TASK DIRECTIONS: Report all lines from the entries below in which "know" appears.

## START TASK DATA

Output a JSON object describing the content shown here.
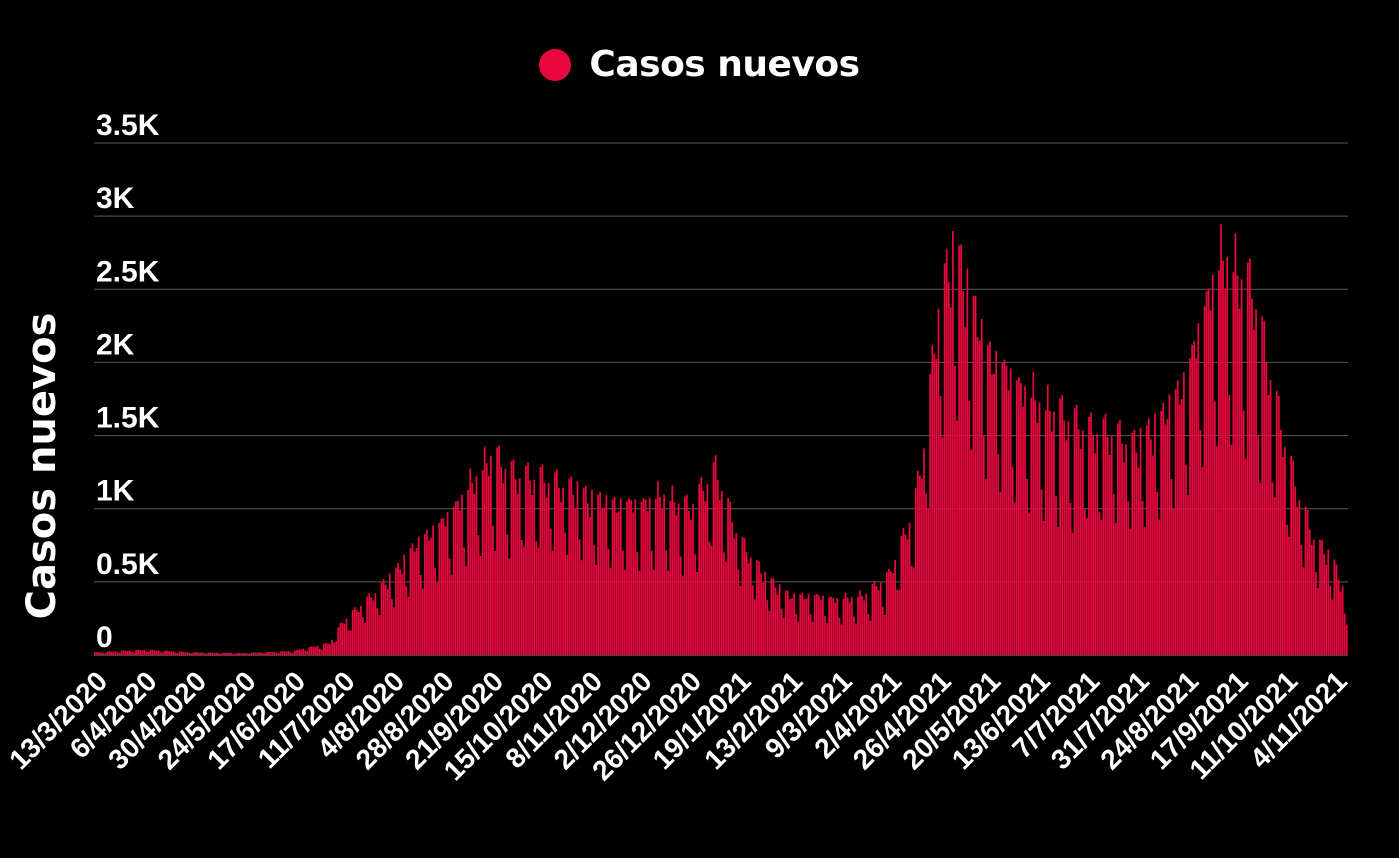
{
  "chart_data": {
    "type": "bar",
    "title": "",
    "xlabel": "",
    "ylabel": "Casos nuevos",
    "legend": {
      "position": "top-center",
      "entries": [
        "Casos nuevos"
      ]
    },
    "ylim": [
      0,
      3500
    ],
    "yticks": [
      0,
      500,
      1000,
      1500,
      2000,
      2500,
      3000,
      3500
    ],
    "ytick_labels": [
      "0",
      "0.5K",
      "1K",
      "1.5K",
      "2K",
      "2.5K",
      "3K",
      "3.5K"
    ],
    "grid": true,
    "x_tick_labels": [
      "13/3/2020",
      "6/4/2020",
      "30/4/2020",
      "24/5/2020",
      "17/6/2020",
      "11/7/2020",
      "4/8/2020",
      "28/8/2020",
      "21/9/2020",
      "15/10/2020",
      "8/11/2020",
      "2/12/2020",
      "26/12/2020",
      "19/1/2021",
      "13/2/2021",
      "9/3/2021",
      "2/4/2021",
      "26/4/2021",
      "20/5/2021",
      "13/6/2021",
      "7/7/2021",
      "31/7/2021",
      "24/8/2021",
      "17/9/2021",
      "11/10/2021",
      "4/11/2021"
    ],
    "x_range": [
      "2020-03-13",
      "2021-11-10"
    ],
    "series": [
      {
        "name": "Casos nuevos",
        "color": "#e8083e",
        "weekly_peak_envelope": {
          "dates": [
            "2020-03-13",
            "2020-04-06",
            "2020-04-30",
            "2020-05-24",
            "2020-06-17",
            "2020-07-05",
            "2020-07-11",
            "2020-07-20",
            "2020-08-04",
            "2020-08-16",
            "2020-08-28",
            "2020-09-10",
            "2020-09-21",
            "2020-10-03",
            "2020-10-15",
            "2020-10-27",
            "2020-11-08",
            "2020-11-20",
            "2020-12-02",
            "2020-12-14",
            "2020-12-26",
            "2021-01-08",
            "2021-01-19",
            "2021-02-01",
            "2021-02-13",
            "2021-02-25",
            "2021-03-09",
            "2021-03-21",
            "2021-04-02",
            "2021-04-14",
            "2021-04-20",
            "2021-04-26",
            "2021-05-04",
            "2021-05-12",
            "2021-05-20",
            "2021-06-01",
            "2021-06-13",
            "2021-06-25",
            "2021-07-07",
            "2021-07-19",
            "2021-07-31",
            "2021-08-12",
            "2021-08-24",
            "2021-09-05",
            "2021-09-12",
            "2021-09-17",
            "2021-09-26",
            "2021-10-04",
            "2021-10-11",
            "2021-10-18",
            "2021-10-25",
            "2021-11-04",
            "2021-11-10"
          ],
          "values": [
            20,
            40,
            20,
            15,
            30,
            90,
            250,
            380,
            600,
            850,
            1000,
            1250,
            1500,
            1350,
            1350,
            1300,
            1200,
            1150,
            1150,
            1200,
            1100,
            1400,
            900,
            600,
            450,
            450,
            420,
            450,
            600,
            1100,
            1700,
            2700,
            3100,
            2700,
            2300,
            2100,
            1900,
            1800,
            1700,
            1700,
            1600,
            1800,
            2100,
            2800,
            3000,
            2900,
            2700,
            2100,
            1600,
            1200,
            900,
            700,
            400
          ]
        },
        "weekday_trough_ratio": 0.55
      }
    ]
  }
}
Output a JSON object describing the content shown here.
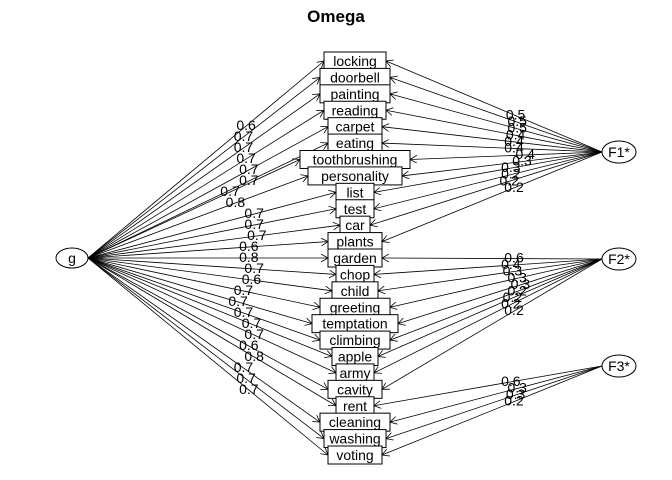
{
  "title": "Omega",
  "general_factor": "g",
  "group_factors": [
    "F1*",
    "F2*",
    "F3*"
  ],
  "variables": [
    {
      "name": "locking",
      "g": "0.6",
      "group": 0,
      "gl": "0.5"
    },
    {
      "name": "doorbell",
      "g": "0.7",
      "group": 0,
      "gl": "0.5"
    },
    {
      "name": "painting",
      "g": "0.7",
      "group": 0,
      "gl": "0.5"
    },
    {
      "name": "reading",
      "g": "0.7",
      "group": 0,
      "gl": "0.4"
    },
    {
      "name": "carpet",
      "g": "0.7",
      "group": 0,
      "gl": "0.4"
    },
    {
      "name": "eating",
      "g": "0.7",
      "group": 0,
      "gl": "0.4"
    },
    {
      "name": "toothbrushing",
      "g": "0.7",
      "group": 0,
      "gl": "0.4"
    },
    {
      "name": "personality",
      "g": "0.8",
      "group": 0,
      "gl": "0.3"
    },
    {
      "name": "list",
      "g": "0.7",
      "group": 0,
      "gl": "0.3"
    },
    {
      "name": "test",
      "g": "0.7",
      "group": 0,
      "gl": "0.2"
    },
    {
      "name": "car",
      "g": "0.7",
      "group": 0,
      "gl": "0.2"
    },
    {
      "name": "plants",
      "g": "0.6",
      "group": 0,
      "gl": "0.2"
    },
    {
      "name": "garden",
      "g": "0.8",
      "group": 1,
      "gl": "0.6"
    },
    {
      "name": "chop",
      "g": "0.7",
      "group": 1,
      "gl": "0.4"
    },
    {
      "name": "child",
      "g": "0.6",
      "group": 1,
      "gl": "0.3"
    },
    {
      "name": "greeting",
      "g": "0.7",
      "group": 1,
      "gl": "0.3"
    },
    {
      "name": "temptation",
      "g": "0.7",
      "group": 1,
      "gl": "0.3"
    },
    {
      "name": "climbing",
      "g": "0.7",
      "group": 1,
      "gl": "0.2"
    },
    {
      "name": "apple",
      "g": "0.7",
      "group": 1,
      "gl": "0.2"
    },
    {
      "name": "army",
      "g": "0.7",
      "group": 1,
      "gl": "0.2"
    },
    {
      "name": "cavity",
      "g": "0.6",
      "group": 1,
      "gl": "0.2"
    },
    {
      "name": "rent",
      "g": "0.8",
      "group": 2,
      "gl": "0.6"
    },
    {
      "name": "cleaning",
      "g": "0.7",
      "group": 2,
      "gl": "0.3"
    },
    {
      "name": "washing",
      "g": "0.7",
      "group": 2,
      "gl": "0.3"
    },
    {
      "name": "voting",
      "g": "0.7",
      "group": 2,
      "gl": "0.2"
    }
  ]
}
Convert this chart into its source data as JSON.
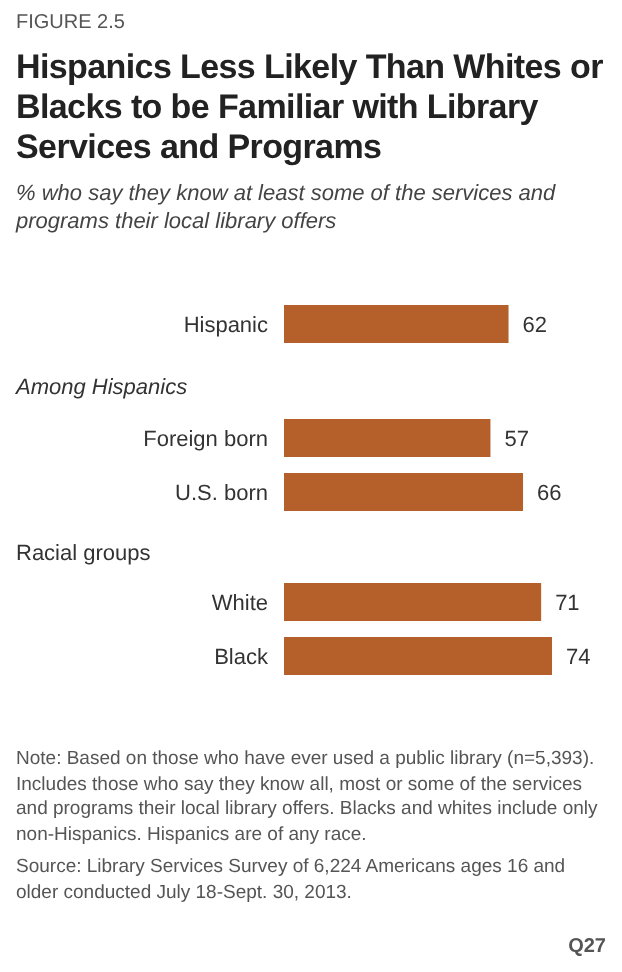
{
  "chart_data": {
    "type": "bar",
    "orientation": "horizontal",
    "title": "Hispanics Less Likely Than Whites or Blacks to be Familiar with Library Services and Programs",
    "subtitle": "% who say they know at least some of the services and programs their local library offers",
    "categories": [
      "Hispanic",
      "Foreign born",
      "U.S. born",
      "White",
      "Black"
    ],
    "values": [
      62,
      57,
      66,
      71,
      74
    ],
    "color": "#b5602a",
    "data_labels": true,
    "annotations": [
      "FIGURE 2.5",
      "Among Hispanics",
      "Racial groups",
      "Note: Based on those who have ever used a public library (n=5,393). Includes those who say they know all, most or some of the services and programs their local library offers. Blacks and whites include only non-Hispanics. Hispanics are of any race.",
      "Source: Library Services Survey of 6,224 Americans ages 16 and older conducted July 18-Sept. 30, 2013.",
      "Q27"
    ]
  }
}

## END TASK DATA

SOLUTION FOR THIS EXERCISE:
    "subtitle": "% who say they know at least some of the services and programs their local library offers",
      "Note: Based on those who have ever used a public library (n=5,393). Includes those who say they know all, most or some of the services and programs their local library offers. Blacks and whites include only non-Hispanics. Hispanics are of any race.",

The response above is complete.